■ **WHAT IS EXPECTED**
The records below must be repeated exactly, but without their pictures.

★ ★ ★ ★ ★ ★ ★

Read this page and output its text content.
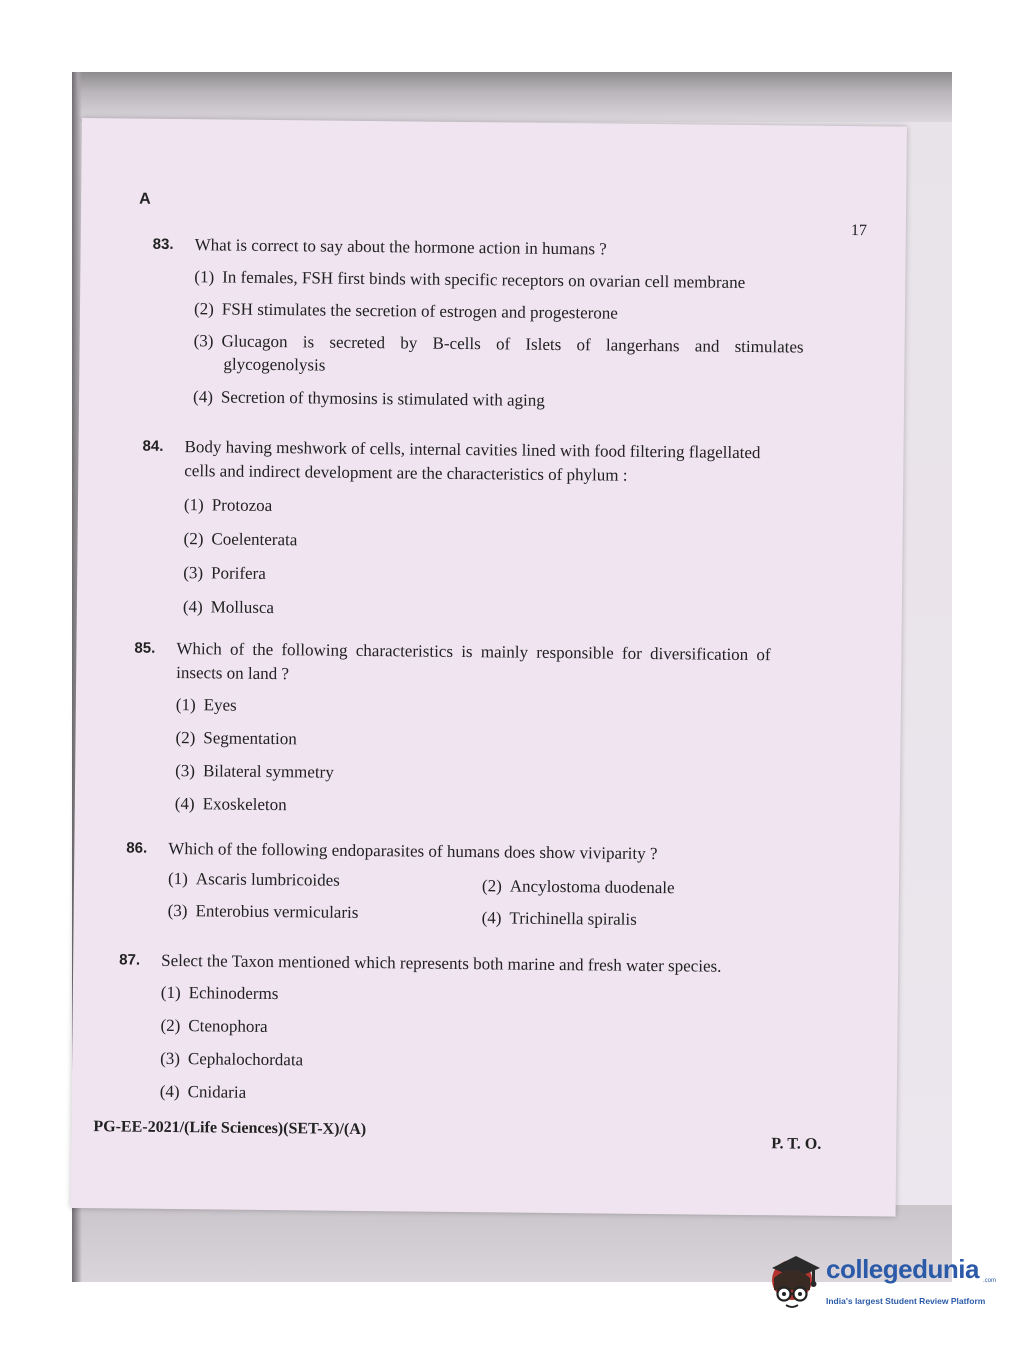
A
17
83. What is correct to say about the hormone action in humans ?
(1) In females, FSH first binds with specific receptors on ovarian cell membrane
(2) FSH stimulates the secretion of estrogen and progesterone
(3) Glucagon is secreted by B-cells of Islets of langerhans and stimulates
glycogenolysis
(4) Secretion of thymosins is stimulated with aging
84. Body having meshwork of cells, internal cavities lined with food filtering flagellated
cells and indirect development are the characteristics of phylum :
(1) Protozoa
(2) Coelenterata
(3) Porifera
(4) Mollusca
85. Which of the following characteristics is mainly responsible for diversification of
insects on land ?
(1) Eyes
(2) Segmentation
(3) Bilateral symmetry
(4) Exoskeleton
86. Which of the following endoparasites of humans does show viviparity ?
(1) Ascaris lumbricoides	(2) Ancylostoma duodenale
(3) Enterobius vermicularis	(4) Trichinella spiralis
87. Select the Taxon mentioned which represents both marine and fresh water species.
(1) Echinoderms
(2) Ctenophora
(3) Cephalochordata
(4) Cnidaria
PG-EE-2021/(Life Sciences)(SET-X)/(A)
P. T. O.
collegedunia .com
India's largest Student Review Platform
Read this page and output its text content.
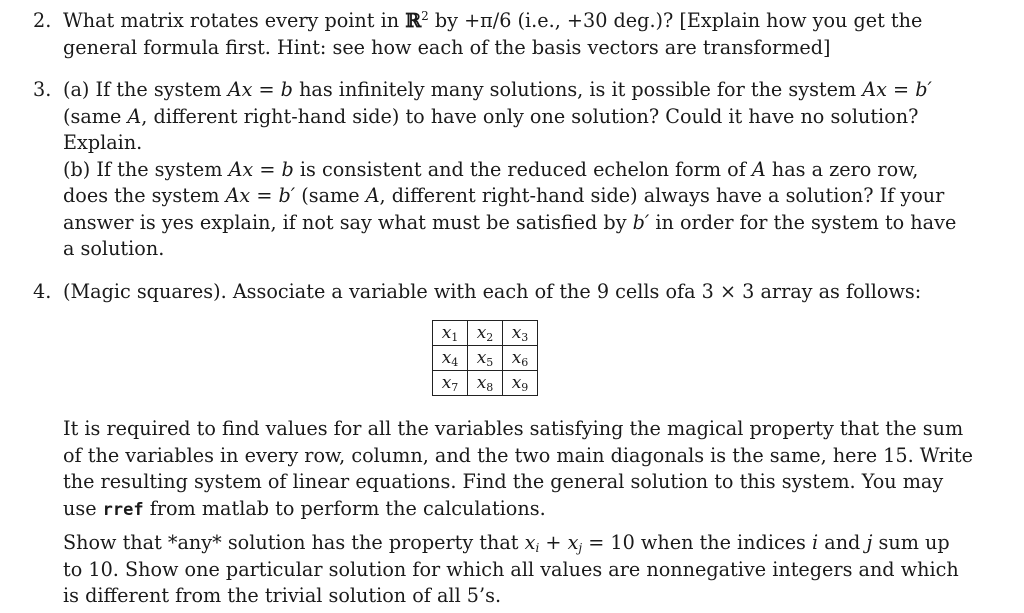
2. What matrix rotates every point in ℝ$^2$ by +π/6 (i.e., +30 deg.)? [Explain how you get the
general formula first. Hint: see how each of the basis vectors are transformed]
3. (a) If the system Ax = b has infinitely many solutions, is it possible for the system Ax = b′
(same A, different right-hand side) to have only one solution? Could it have no solution?
Explain.
(b) If the system Ax = b is consistent and the reduced echelon form of A has a zero row,
does the system Ax = b′ (same A, different right-hand side) always have a solution? If your
answer is yes explain, if not say what must be satisfied by b′ in order for the system to have
a solution.
4. (Magic squares). Associate a variable with each of the 9 cells ofa 3 × 3 array as follows:
$x_1$	$x_2$	$x_3$
$x_4$	$x_5$	$x_6$
$x_7$	$x_8$	$x_9$
It is required to find values for all the variables satisfying the magical property that the sum
of the variables in every row, column, and the two main diagonals is the same, here 15. Write
the resulting system of linear equations. Find the general solution to this system. You may
use rref from matlab to perform the calculations.
Show that *any* solution has the property that $x_i + x_j = 10$ when the indices i and j sum up
to 10. Show one particular solution for which all values are nonnegative integers and which
is different from the trivial solution of all 5’s.
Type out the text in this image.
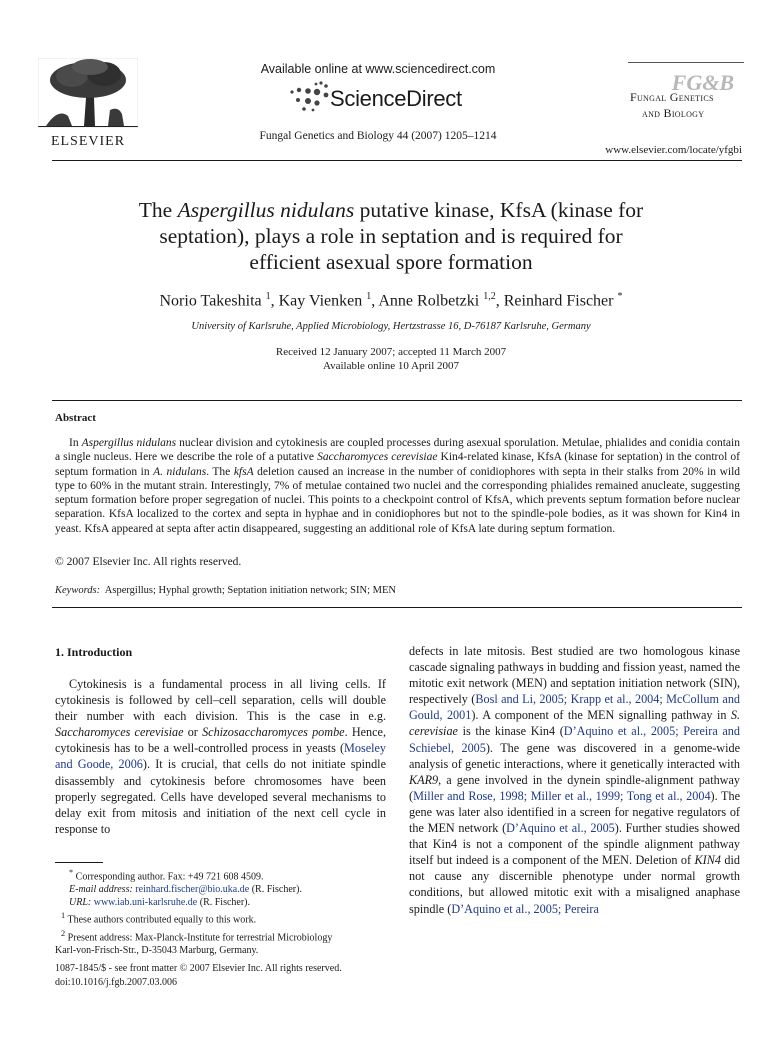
ELSEVIER
Available online at www.sciencedirect.com
ScienceDirect
Fungal Genetics and Biology 44 (2007) 1205–1214
FG&B
Fungal Genetics
and Biology
www.elsevier.com/locate/yfgbi
The Aspergillus nidulans putative kinase, KfsA (kinase for
septation), plays a role in septation and is required for
efficient asexual spore formation
Norio Takeshita $^1$, Kay Vienken $^1$, Anne Rolbetzki $^{1,2}$, Reinhard Fischer *
University of Karlsruhe, Applied Microbiology, Hertzstrasse 16, D-76187 Karlsruhe, Germany
Received 12 January 2007; accepted 11 March 2007
Available online 10 April 2007
Abstract

In Aspergillus nidulans nuclear division and cytokinesis are coupled processes during asexual sporulation. Metulae, phialides and conidia contain a single nucleus. Here we describe the role of a putative Saccharomyces cerevisiae Kin4-related kinase, KfsA (kinase for septation) in the control of septum formation in A. nidulans. The kfsA deletion caused an increase in the number of conidiophores with septa in their stalks from 20% in wild type to 60% in the mutant strain. Interestingly, 7% of metulae contained two nuclei and the corresponding phialides remained anucleate, suggesting septum formation before proper segregation of nuclei. This points to a checkpoint control of KfsA, which prevents septum formation before nuclear separation. KfsA localized to the cortex and septa in hyphae and in conidiophores but not to the spindle-pole bodies, as it was shown for Kin4 in yeast. KfsA appeared at septa after actin disappeared, suggesting an additional role of KfsA late during septum formation.

© 2007 Elsevier Inc. All rights reserved.
Keywords: Aspergillus; Hyphal growth; Septation initiation network; SIN; MEN
1. Introduction

Cytokinesis is a fundamental process in all living cells. If cytokinesis is followed by cell–cell separation, cells will double their number with each division. This is the case in e.g. Saccharomyces cerevisiae or Schizosaccharomyces pombe. Hence, cytokinesis has to be a well-controlled process in yeasts (Moseley and Goode, 2006). It is crucial, that cells do not initiate spindle disassembly and cytokinesis before chromosomes have been properly segregated. Cells have developed several mechanisms to delay exit from mitosis and initiation of the next cell cycle in response to

defects in late mitosis. Best studied are two homologous kinase cascade signaling pathways in budding and fission yeast, named the mitotic exit network (MEN) and septation initiation network (SIN), respectively (Bosl and Li, 2005; Krapp et al., 2004; McCollum and Gould, 2001). A component of the MEN signalling pathway in S. cerevisiae is the kinase Kin4 (D’Aquino et al., 2005; Pereira and Schiebel, 2005). The gene was discovered in a genome-wide analysis of genetic interactions, where it genetically interacted with KAR9, a gene involved in the dynein spindle-alignment pathway (Miller and Rose, 1998; Miller et al., 1999; Tong et al., 2004). The gene was later also identified in a screen for negative regulators of the MEN network (D’Aquino et al., 2005). Further studies showed that Kin4 is not a component of the spindle alignment pathway itself but indeed is a component of the MEN. Deletion of KIN4 did not cause any discernible phenotype under normal growth conditions, but allowed mitotic exit with a misaligned anaphase spindle (D’Aquino et al., 2005; Pereira

* Corresponding author. Fax: +49 721 608 4509.
E-mail address: reinhard.fischer@bio.uka.de (R. Fischer).
URL: www.iab.uni-karlsruhe.de (R. Fischer).
$^1$ These authors contributed equally to this work.
$^2$ Present address: Max-Planck-Institute for terrestrial Microbiology
Karl-von-Frisch-Str., D-35043 Marburg, Germany.
1087-1845/$ - see front matter © 2007 Elsevier Inc. All rights reserved.
doi:10.1016/j.fgb.2007.03.006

★ ★ ★ ★ ★ ★ ★

■ **RESULT**
Read this page and output its text content.
A
17
83. What is correct to say about the hormone action in humans ?
(1) In females, FSH first binds with specific receptors on ovarian cell membrane
(2) FSH stimulates the secretion of estrogen and progesterone
(3) Glucagon is secreted by B-cells of Islets of langerhans and stimulates
glycogenolysis
(4) Secretion of thymosins is stimulated with aging
84. Body having meshwork of cells, internal cavities lined with food filtering flagellated
cells and indirect development are the characteristics of phylum :
(1) Protozoa
(2) Coelenterata
(3) Porifera
(4) Mollusca
85. Which of the following characteristics is mainly responsible for diversification of
insects on land ?
(1) Eyes
(2) Segmentation
(3) Bilateral symmetry
(4) Exoskeleton
86. Which of the following endoparasites of humans does show viviparity ?
(1) Ascaris lumbricoides	(2) Ancylostoma duodenale
(3) Enterobius vermicularis	(4) Trichinella spiralis
87. Select the Taxon mentioned which represents both marine and fresh water species.
(1) Echinoderms
(2) Ctenophora
(3) Cephalochordata
(4) Cnidaria
PG-EE-2021/(Life Sciences)(SET-X)/(A)
P. T. O.
collegedunia .com
India's largest Student Review Platform
Read this page and output its text content.
2. What matrix rotates every point in ℝ$^2$ by +π/6 (i.e., +30 deg.)? [Explain how you get the
general formula first. Hint: see how each of the basis vectors are transformed]
3. (a) If the system Ax = b has infinitely many solutions, is it possible for the system Ax = b′
(same A, different right-hand side) to have only one solution? Could it have no solution?
Explain.
(b) If the system Ax = b is consistent and the reduced echelon form of A has a zero row,
does the system Ax = b′ (same A, different right-hand side) always have a solution? If your
answer is yes explain, if not say what must be satisfied by b′ in order for the system to have
a solution.
4. (Magic squares). Associate a variable with each of the 9 cells ofa 3 × 3 array as follows:
$x_1$	$x_2$	$x_3$
$x_4$	$x_5$	$x_6$
$x_7$	$x_8$	$x_9$
It is required to find values for all the variables satisfying the magical property that the sum
of the variables in every row, column, and the two main diagonals is the same, here 15. Write
the resulting system of linear equations. Find the general solution to this system. You may
use rref from matlab to perform the calculations.
Show that *any* solution has the property that $x_i + x_j = 10$ when the indices i and j sum up
to 10. Show one particular solution for which all values are nonnegative integers and which
is different from the trivial solution of all 5’s.
Type out the text in this image.
ELSEVIER
Available online at www.sciencedirect.com
ScienceDirect
Fungal Genetics and Biology 44 (2007) 1205–1214
FG&B
Fungal Genetics
and Biology
www.elsevier.com/locate/yfgbi
The Aspergillus nidulans putative kinase, KfsA (kinase for
septation), plays a role in septation and is required for
efficient asexual spore formation
Norio Takeshita $^1$, Kay Vienken $^1$, Anne Rolbetzki $^{1,2}$, Reinhard Fischer *
University of Karlsruhe, Applied Microbiology, Hertzstrasse 16, D-76187 Karlsruhe, Germany
Received 12 January 2007; accepted 11 March 2007
Available online 10 April 2007
Abstract

In Aspergillus nidulans nuclear division and cytokinesis are coupled processes during asexual sporulation. Metulae, phialides and conidia contain a single nucleus. Here we describe the role of a putative Saccharomyces cerevisiae Kin4-related kinase, KfsA (kinase for septation) in the control of septum formation in A. nidulans. The kfsA deletion caused an increase in the number of conidiophores with septa in their stalks from 20% in wild type to 60% in the mutant strain. Interestingly, 7% of metulae contained two nuclei and the corresponding phialides remained anucleate, suggesting septum formation before proper segregation of nuclei. This points to a checkpoint control of KfsA, which prevents septum formation before nuclear separation. KfsA localized to the cortex and septa in hyphae and in conidiophores but not to the spindle-pole bodies, as it was shown for Kin4 in yeast. KfsA appeared at septa after actin disappeared, suggesting an additional role of KfsA late during septum formation.

© 2007 Elsevier Inc. All rights reserved.
Keywords: Aspergillus; Hyphal growth; Septation initiation network; SIN; MEN
1. Introduction

Cytokinesis is a fundamental process in all living cells. If cytokinesis is followed by cell–cell separation, cells will double their number with each division. This is the case in e.g. Saccharomyces cerevisiae or Schizosaccharomyces pombe. Hence, cytokinesis has to be a well-controlled process in yeasts (Moseley and Goode, 2006). It is crucial, that cells do not initiate spindle disassembly and cytokinesis before chromosomes have been properly segregated. Cells have developed several mechanisms to delay exit from mitosis and initiation of the next cell cycle in response to

defects in late mitosis. Best studied are two homologous kinase cascade signaling pathways in budding and fission yeast, named the mitotic exit network (MEN) and septation initiation network (SIN), respectively (Bosl and Li, 2005; Krapp et al., 2004; McCollum and Gould, 2001). A component of the MEN signalling pathway in S. cerevisiae is the kinase Kin4 (D’Aquino et al., 2005; Pereira and Schiebel, 2005). The gene was discovered in a genome-wide analysis of genetic interactions, where it genetically interacted with KAR9, a gene involved in the dynein spindle-alignment pathway (Miller and Rose, 1998; Miller et al., 1999; Tong et al., 2004). The gene was later also identified in a screen for negative regulators of the MEN network (D’Aquino et al., 2005). Further studies showed that Kin4 is not a component of the spindle alignment pathway itself but indeed is a component of the MEN. Deletion of KIN4 did not cause any discernible phenotype under normal growth conditions, but allowed mitotic exit with a misaligned anaphase spindle (D’Aquino et al., 2005; Pereira

* Corresponding author. Fax: +49 721 608 4509.
E-mail address: reinhard.fischer@bio.uka.de (R. Fischer).
URL: www.iab.uni-karlsruhe.de (R. Fischer).
$^1$ These authors contributed equally to this work.
$^2$ Present address: Max-Planck-Institute for terrestrial Microbiology
Karl-von-Frisch-Str., D-35043 Marburg, Germany.
1087-1845/$ - see front matter © 2007 Elsevier Inc. All rights reserved.
doi:10.1016/j.fgb.2007.03.006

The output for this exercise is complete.